┌──

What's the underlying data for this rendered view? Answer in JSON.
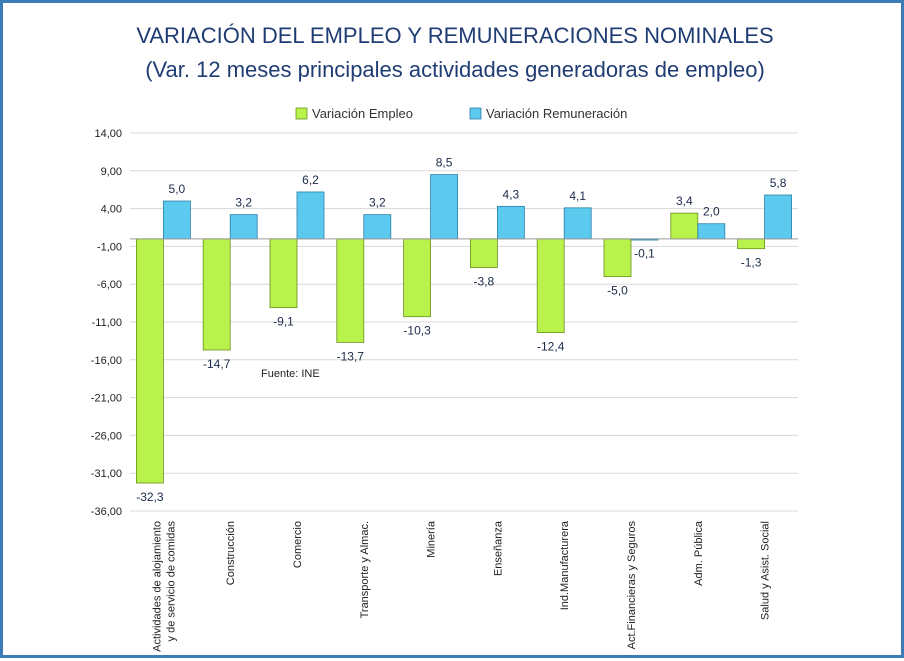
{
  "chart_data": {
    "type": "bar",
    "title": "VARIACIÓN DEL EMPLEO Y REMUNERACIONES NOMINALES",
    "subtitle": "(Var. 12 meses principales actividades generadoras de empleo)",
    "note": "Fuente: INE",
    "categories": [
      "Actividades de alojamiento y de servicio de comidas",
      "Construcción",
      "Comercio",
      "Transporte y Almac.",
      "Minería",
      "Enseñanza",
      "Ind.Manufacturera",
      "Act.Financieras y Seguros",
      "Adm. Pública",
      "Salud y Asist. Social"
    ],
    "category_lines": [
      [
        "Actividades de alojamiento",
        "y de servicio de comidas"
      ],
      [
        "Construcción"
      ],
      [
        "Comercio"
      ],
      [
        "Transporte y Almac."
      ],
      [
        "Minería"
      ],
      [
        "Enseñanza"
      ],
      [
        "Ind.Manufacturera"
      ],
      [
        "Act.Financieras y Seguros"
      ],
      [
        "Adm. Pública"
      ],
      [
        "Salud y Asist. Social"
      ]
    ],
    "series": [
      {
        "name": "Variación Empleo",
        "color": "#b9f24a",
        "stroke": "#6a8f1e",
        "values": [
          -32.3,
          -14.7,
          -9.1,
          -13.7,
          -10.3,
          -3.8,
          -12.4,
          -5.0,
          3.4,
          -1.3
        ],
        "labels": [
          "-32,3",
          "-14,7",
          "-9,1",
          "-13,7",
          "-10,3",
          "-3,8",
          "-12,4",
          "-5,0",
          "3,4",
          "-1,3"
        ]
      },
      {
        "name": "Variación Remuneración",
        "color": "#5cc9ee",
        "stroke": "#2a7fa8",
        "values": [
          5.0,
          3.2,
          6.2,
          3.2,
          8.5,
          4.3,
          4.1,
          -0.1,
          2.0,
          5.8
        ],
        "labels": [
          "5,0",
          "3,2",
          "6,2",
          "3,2",
          "8,5",
          "4,3",
          "4,1",
          "-0,1",
          "2,0",
          "5,8"
        ]
      }
    ],
    "yticks": [
      14,
      9,
      4,
      -1,
      -6,
      -11,
      -16,
      -21,
      -26,
      -31,
      -36
    ],
    "ytick_labels": [
      "14,00",
      "9,00",
      "4,00",
      "-1,00",
      "-6,00",
      "-11,00",
      "-16,00",
      "-21,00",
      "-26,00",
      "-31,00",
      "-36,00"
    ],
    "ylim": [
      -36,
      14
    ],
    "grid": true,
    "legend_position": "top-center"
  }
}
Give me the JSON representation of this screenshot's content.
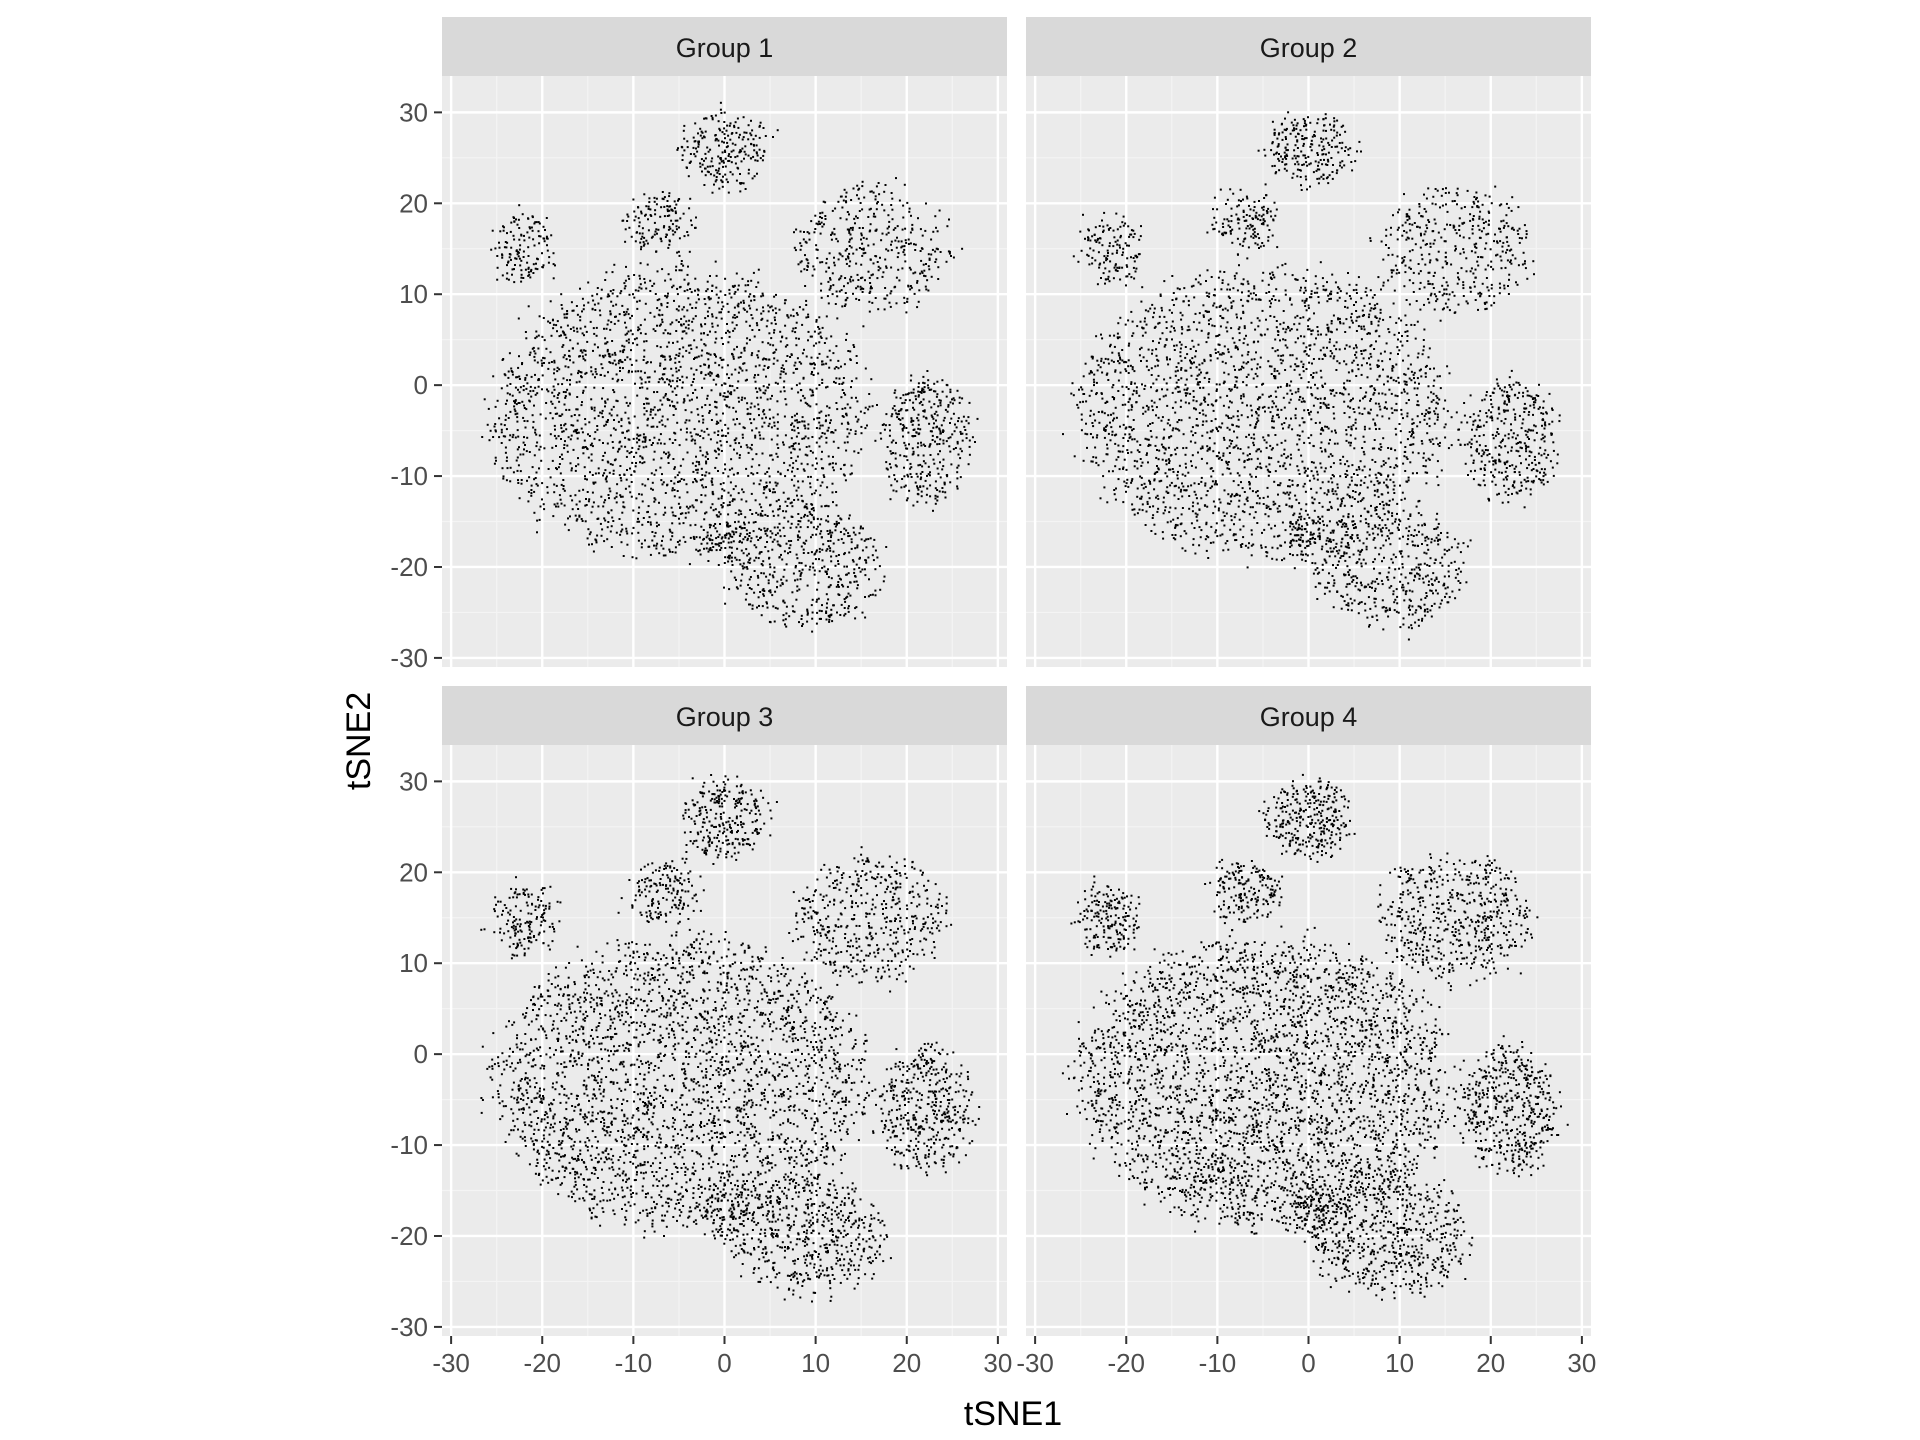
{
  "chart_data": {
    "type": "scatter",
    "xlabel": "tSNE1",
    "ylabel": "tSNE2",
    "xlim": [
      -31,
      31
    ],
    "ylim": [
      -31,
      34
    ],
    "x_ticks": [
      -30,
      -20,
      -10,
      0,
      10,
      20,
      30
    ],
    "x_tick_labels": [
      "-30",
      "-20",
      "-10",
      "0",
      "10",
      "20",
      "30"
    ],
    "y_ticks": [
      30,
      20,
      10,
      0,
      -10,
      -20,
      -30
    ],
    "y_tick_labels": [
      "30",
      "20",
      "10",
      "0",
      "-10",
      "-20",
      "-30"
    ],
    "grid": true,
    "point_color": "#000000",
    "panel_background": "#ebebeb",
    "strip_background": "#d9d9d9",
    "facets": [
      {
        "label": "Group 1",
        "density": 1.0
      },
      {
        "label": "Group 2",
        "density": 1.0
      },
      {
        "label": "Group 3",
        "density": 1.15
      },
      {
        "label": "Group 4",
        "density": 1.3
      }
    ],
    "clusters": [
      {
        "name": "main",
        "cx": -5,
        "cy": -3,
        "rx": 22,
        "ry": 17,
        "weight": 0.52
      },
      {
        "name": "top",
        "cx": 0,
        "cy": 26,
        "rx": 5,
        "ry": 4.5,
        "weight": 0.05
      },
      {
        "name": "upper-left",
        "cx": -22,
        "cy": 15,
        "rx": 3.5,
        "ry": 4,
        "weight": 0.03
      },
      {
        "name": "upper-mid-left",
        "cx": -7,
        "cy": 18,
        "rx": 4,
        "ry": 3.5,
        "weight": 0.03
      },
      {
        "name": "upper-right",
        "cx": 16,
        "cy": 15,
        "rx": 9,
        "ry": 7.5,
        "weight": 0.09
      },
      {
        "name": "right",
        "cx": 22,
        "cy": -6,
        "rx": 5.5,
        "ry": 7.5,
        "weight": 0.08
      },
      {
        "name": "lower-right",
        "cx": 9,
        "cy": -20,
        "rx": 9,
        "ry": 7,
        "weight": 0.1
      },
      {
        "name": "lower-center-small",
        "cx": 0,
        "cy": -17,
        "rx": 2.5,
        "ry": 3.5,
        "weight": 0.015
      }
    ]
  }
}
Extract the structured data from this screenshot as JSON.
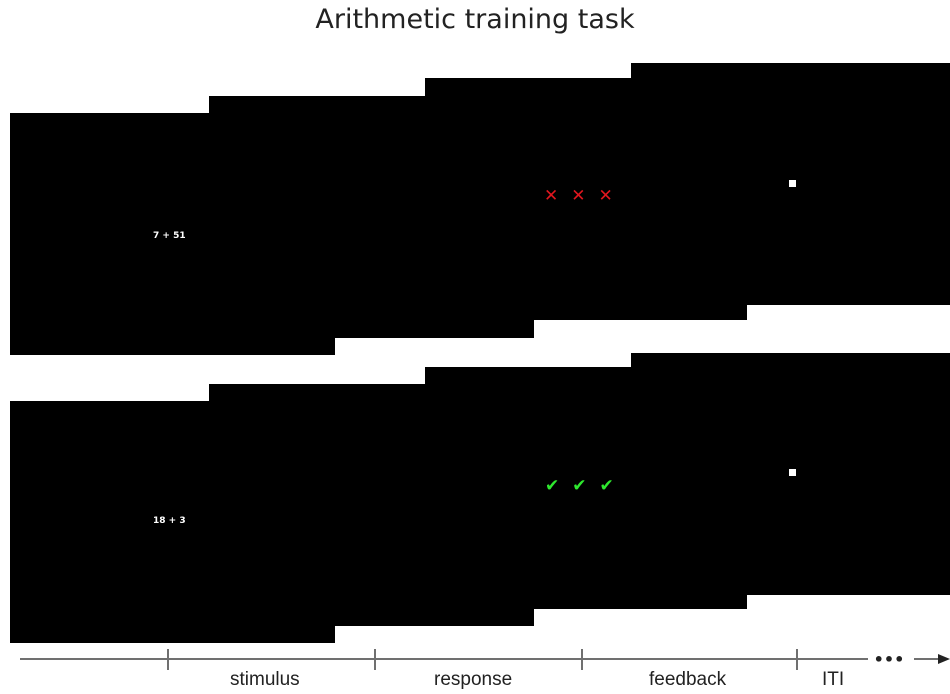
{
  "title": "Arithmetic training task",
  "trials": [
    {
      "stimulus": "7 + 51",
      "feedback_type": "incorrect",
      "feedback_icon": "cross-icon",
      "feedback_color": "#e0161e",
      "feedback_marks": [
        "✕",
        "✕",
        "✕"
      ]
    },
    {
      "stimulus": "18 + 3",
      "feedback_type": "correct",
      "feedback_icon": "check-icon",
      "feedback_color": "#2ee82e",
      "feedback_marks": [
        "✔",
        "✔",
        "✔"
      ]
    }
  ],
  "timeline": {
    "phases": [
      "stimulus",
      "response",
      "feedback",
      "ITI"
    ],
    "continuation": "•••"
  },
  "colors": {
    "screen": "#000000",
    "fixation": "#ffffff"
  }
}
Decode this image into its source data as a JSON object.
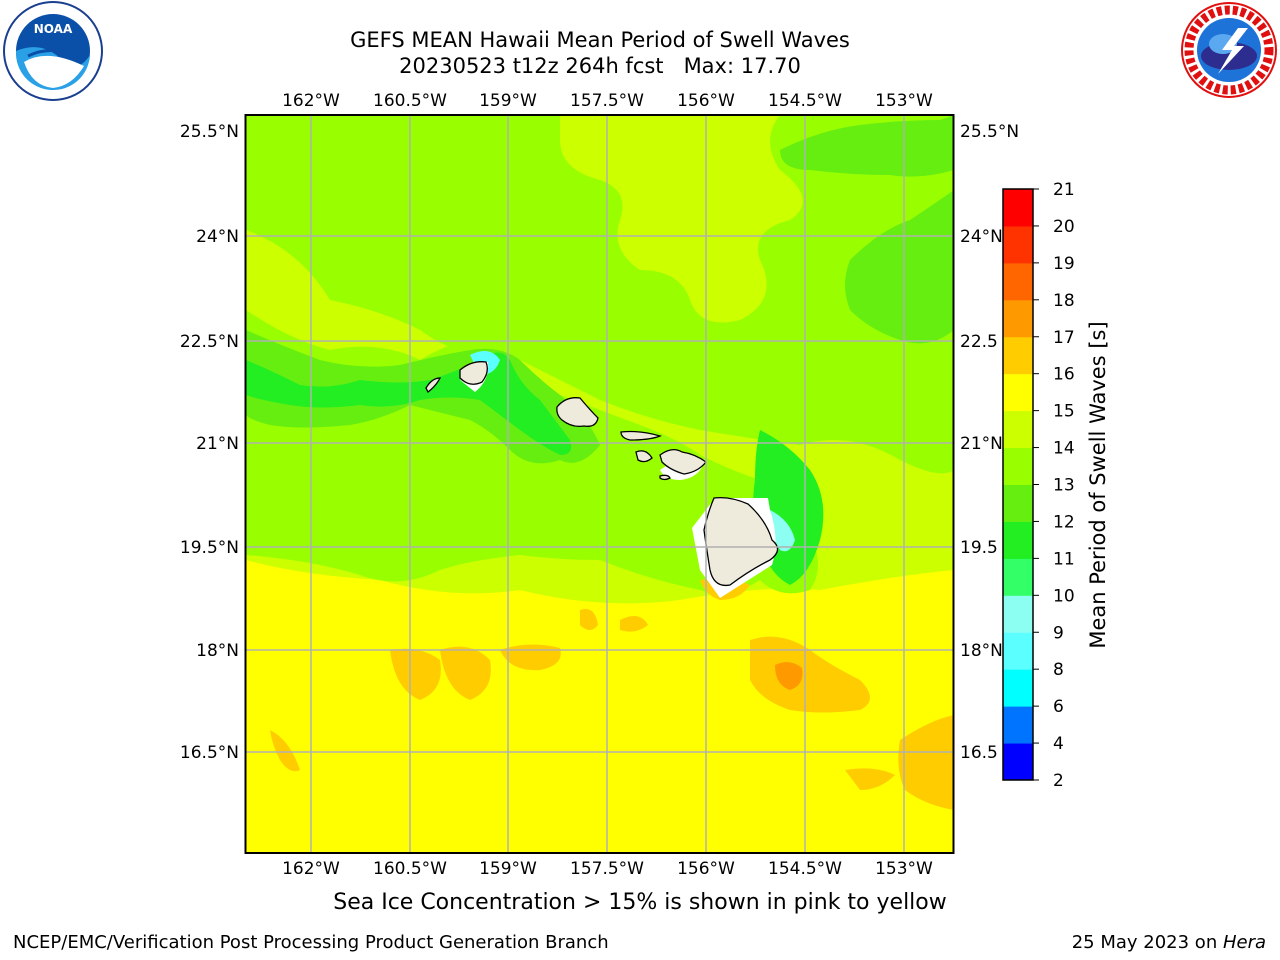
{
  "title": {
    "line1": "GEFS MEAN Hawaii Mean Period of Swell Waves",
    "line2": "20230523 t12z 264h fcst   Max: 17.70"
  },
  "map": {
    "lon_labels": [
      "162°W",
      "160.5°W",
      "159°W",
      "157.5°W",
      "156°W",
      "154.5°W",
      "153°W"
    ],
    "lat_labels_left": [
      "25.5°N",
      "24°N",
      "22.5°N",
      "21°N",
      "19.5°N",
      "18°N",
      "16.5°N"
    ],
    "lat_labels_right": [
      "25.5°N",
      "24°N",
      "22.5",
      "21°N",
      "19.5",
      "18°N",
      "16.5"
    ],
    "grid": true,
    "islands": [
      "Niihau",
      "Kauai",
      "Oahu",
      "Molokai",
      "Lanai",
      "Maui",
      "Kahoolawe",
      "Hawaii"
    ]
  },
  "colorbar": {
    "label": "Mean Period of Swell Waves [s]",
    "ticks": [
      "2",
      "4",
      "6",
      "8",
      "9",
      "10",
      "11",
      "12",
      "13",
      "14",
      "15",
      "16",
      "17",
      "18",
      "19",
      "20",
      "21"
    ],
    "colors": [
      "#0000ff",
      "#0073ff",
      "#00ffff",
      "#5cffff",
      "#8dfff2",
      "#33ff66",
      "#22ee22",
      "#66ee11",
      "#99ff00",
      "#ccff00",
      "#ffff00",
      "#ffcc00",
      "#ff9900",
      "#ff6600",
      "#ff3300",
      "#ff0000"
    ]
  },
  "bottom_note": "Sea Ice Concentration > 15% is shown in pink to yellow",
  "footer": {
    "left": "NCEP/EMC/Verification Post Processing Product Generation Branch",
    "right_prefix": "25 May 2023 on ",
    "right_italic": "Hera"
  }
}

└──

WHAT TO DO:
Check every line of the data above for the string "alojamiento", and copy those that have it.

CORRECT ANSWER:
      "Actividades de alojamiento y de servicio de comidas",
        "Actividades de alojamiento",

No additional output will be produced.